PROBLEM TO SOLVE: Can you pull out each line of the data below that includes the word "Take"?

Extracted records:
####################
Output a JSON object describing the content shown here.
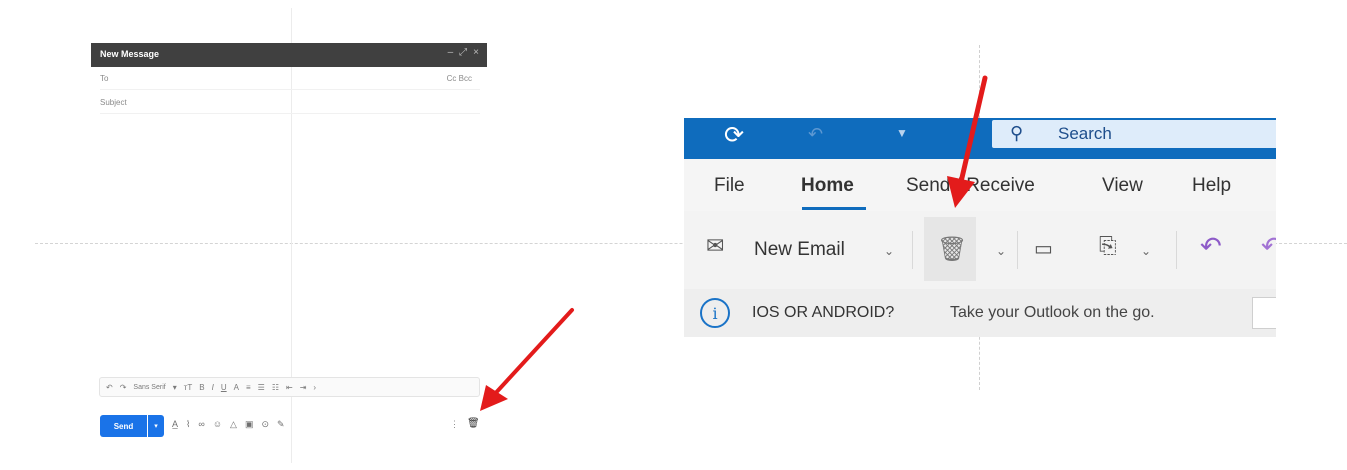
{
  "gmail": {
    "title": "New Message",
    "titlebar_icons": [
      "minimize-icon",
      "expand-icon",
      "close-icon"
    ],
    "to_label": "To",
    "cc_bcc_label": "Cc Bcc",
    "subject_label": "Subject",
    "format_font": "Sans Serif",
    "send_label": "Send"
  },
  "outlook": {
    "search_label": "Search",
    "menu": [
      "File",
      "Home",
      "Send / Receive",
      "View",
      "Help"
    ],
    "active_tab": "Home",
    "new_email_label": "New Email",
    "info_title": "IOS OR ANDROID?",
    "info_message": "Take your Outlook on the go.",
    "icons": [
      "sync-icon",
      "undo-icon",
      "search-icon",
      "new-email-icon",
      "delete-icon",
      "archive-icon",
      "move-icon",
      "reply-icon",
      "reply-all-icon",
      "info-icon"
    ]
  },
  "colors": {
    "outlook_blue": "#0f6cbd",
    "gmail_send": "#1a73e8",
    "annotation_arrow": "#e31b1b"
  }
}
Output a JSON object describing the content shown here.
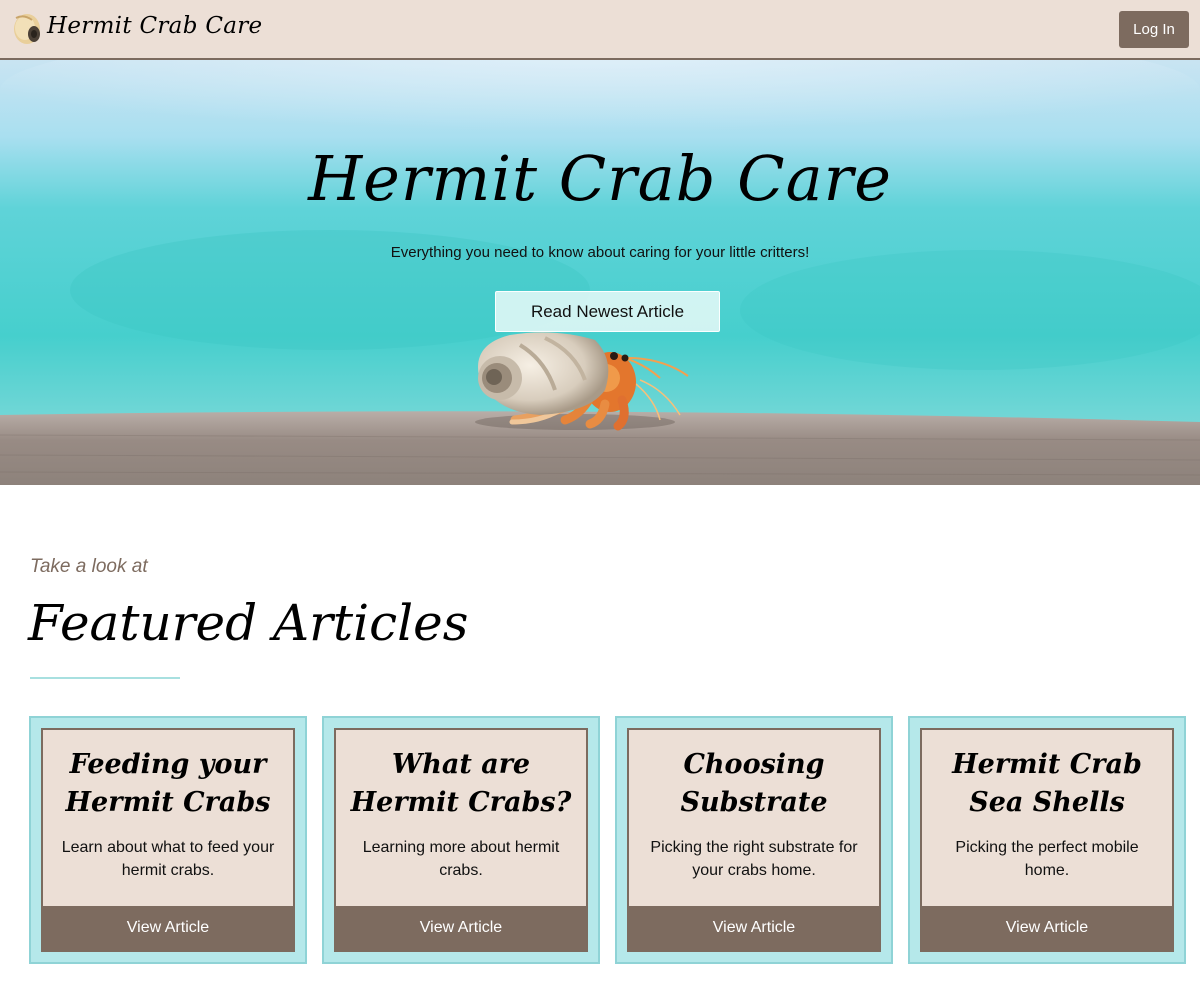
{
  "navbar": {
    "brand_name": "Hermit Crab Care",
    "logo_icon": "seashell-icon",
    "login_label": "Log In",
    "background_color": "#ecdfd6",
    "button_color": "#7d6b5f"
  },
  "hero": {
    "title": "Hermit Crab Care",
    "subtitle": "Everything you need to know about caring for your little critters!",
    "cta_label": "Read Newest Article",
    "image": "hermit-crab-on-beach-image"
  },
  "featured": {
    "eyebrow": "Take a look at",
    "title": "Featured Articles",
    "accent_color": "#b5e8ea",
    "cards": [
      {
        "title": "Feeding your Hermit Crabs",
        "description": "Learn about what to feed your hermit crabs.",
        "button_label": "View Article"
      },
      {
        "title": "What are Hermit Crabs?",
        "description": "Learning more about hermit crabs.",
        "button_label": "View Article"
      },
      {
        "title": "Choosing Substrate",
        "description": "Picking the right substrate for your crabs home.",
        "button_label": "View Article"
      },
      {
        "title": "Hermit Crab Sea Shells",
        "description": "Picking the perfect mobile home.",
        "button_label": "View Article"
      }
    ]
  }
}
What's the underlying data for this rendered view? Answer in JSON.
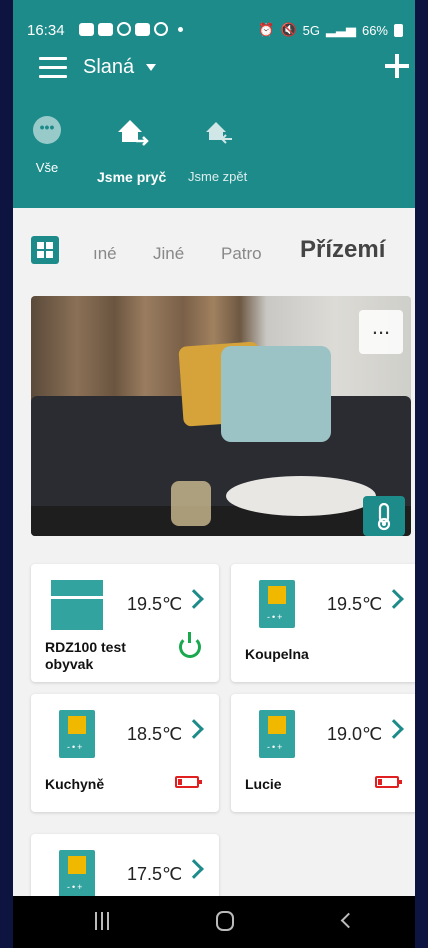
{
  "statusbar": {
    "time": "16:34",
    "battery": "66%",
    "net": "5G"
  },
  "header": {
    "location": "Slaná",
    "modes": [
      {
        "label": "Vše"
      },
      {
        "label": "Jsme pryč"
      },
      {
        "label": "Jsme zpět"
      }
    ]
  },
  "tabs": [
    "ıné",
    "Jiné",
    "Patro",
    "Přízemí"
  ],
  "hero": {
    "more_label": "..."
  },
  "devices": [
    {
      "name": "RDZ100 test obyvak",
      "temp": "19.5℃",
      "status": "power"
    },
    {
      "name": "Koupelna",
      "temp": "19.5℃",
      "status": ""
    },
    {
      "name": "Kuchyně",
      "temp": "18.5℃",
      "status": "low-battery"
    },
    {
      "name": "Lucie",
      "temp": "19.0℃",
      "status": "low-battery"
    },
    {
      "name": "",
      "temp": "17.5℃",
      "status": ""
    }
  ],
  "colors": {
    "primary": "#1d8b8a",
    "device": "#33a3a0",
    "display": "#f1b800",
    "battery_low": "#e02020",
    "power": "#1aa84f"
  }
}
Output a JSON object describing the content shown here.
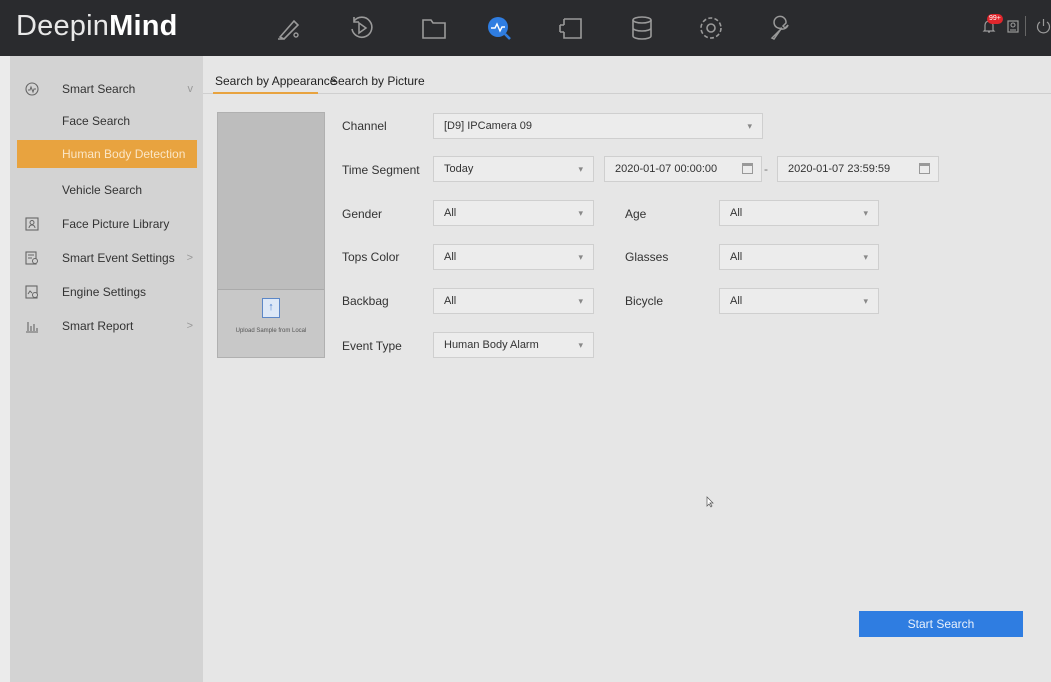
{
  "app": {
    "brand_light": "Deepin",
    "brand_bold": "Mind"
  },
  "header": {
    "nav_icons": [
      "live-view-icon",
      "playback-icon",
      "file-management-icon",
      "smart-analysis-icon",
      "camera-icon",
      "storage-icon",
      "system-config-icon",
      "maintenance-icon"
    ],
    "active_icon": "smart-analysis-icon",
    "alarm_badge": "99+",
    "accent_color": "#2f7de1"
  },
  "sidebar": {
    "items": [
      {
        "label": "Smart Search",
        "icon": "smart-search-icon",
        "chevron": "v"
      },
      {
        "label": "Face Search",
        "icon": ""
      },
      {
        "label": "Human Body Detection",
        "icon": "",
        "active": true
      },
      {
        "label": "Vehicle Search",
        "icon": ""
      },
      {
        "label": "Face Picture Library",
        "icon": "face-library-icon"
      },
      {
        "label": "Smart Event Settings",
        "icon": "event-settings-icon",
        "chevron": ">"
      },
      {
        "label": "Engine Settings",
        "icon": "engine-settings-icon"
      },
      {
        "label": "Smart Report",
        "icon": "report-icon",
        "chevron": ">"
      }
    ],
    "active_color": "#e8a33f"
  },
  "tabs": [
    {
      "label": "Search by Appearance",
      "active": true
    },
    {
      "label": "Search by Picture",
      "active": false
    }
  ],
  "upload": {
    "label": "Upload Sample from Local",
    "icon": "upload-icon"
  },
  "form": {
    "channel": {
      "label": "Channel",
      "value": "[D9] IPCamera 09"
    },
    "time_segment": {
      "label": "Time Segment",
      "value": "Today",
      "start": "2020-01-07 00:00:00",
      "end": "2020-01-07 23:59:59",
      "separator": "-"
    },
    "gender": {
      "label": "Gender",
      "value": "All"
    },
    "age": {
      "label": "Age",
      "value": "All"
    },
    "tops_color": {
      "label": "Tops Color",
      "value": "All"
    },
    "glasses": {
      "label": "Glasses",
      "value": "All"
    },
    "backbag": {
      "label": "Backbag",
      "value": "All"
    },
    "bicycle": {
      "label": "Bicycle",
      "value": "All"
    },
    "event_type": {
      "label": "Event Type",
      "value": "Human Body Alarm"
    }
  },
  "actions": {
    "start_search": "Start Search"
  }
}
####################
CORRECT ANSWER:
    "info_message": "Take your Outlook on the go.",
    "eyebrow": "Take a look at",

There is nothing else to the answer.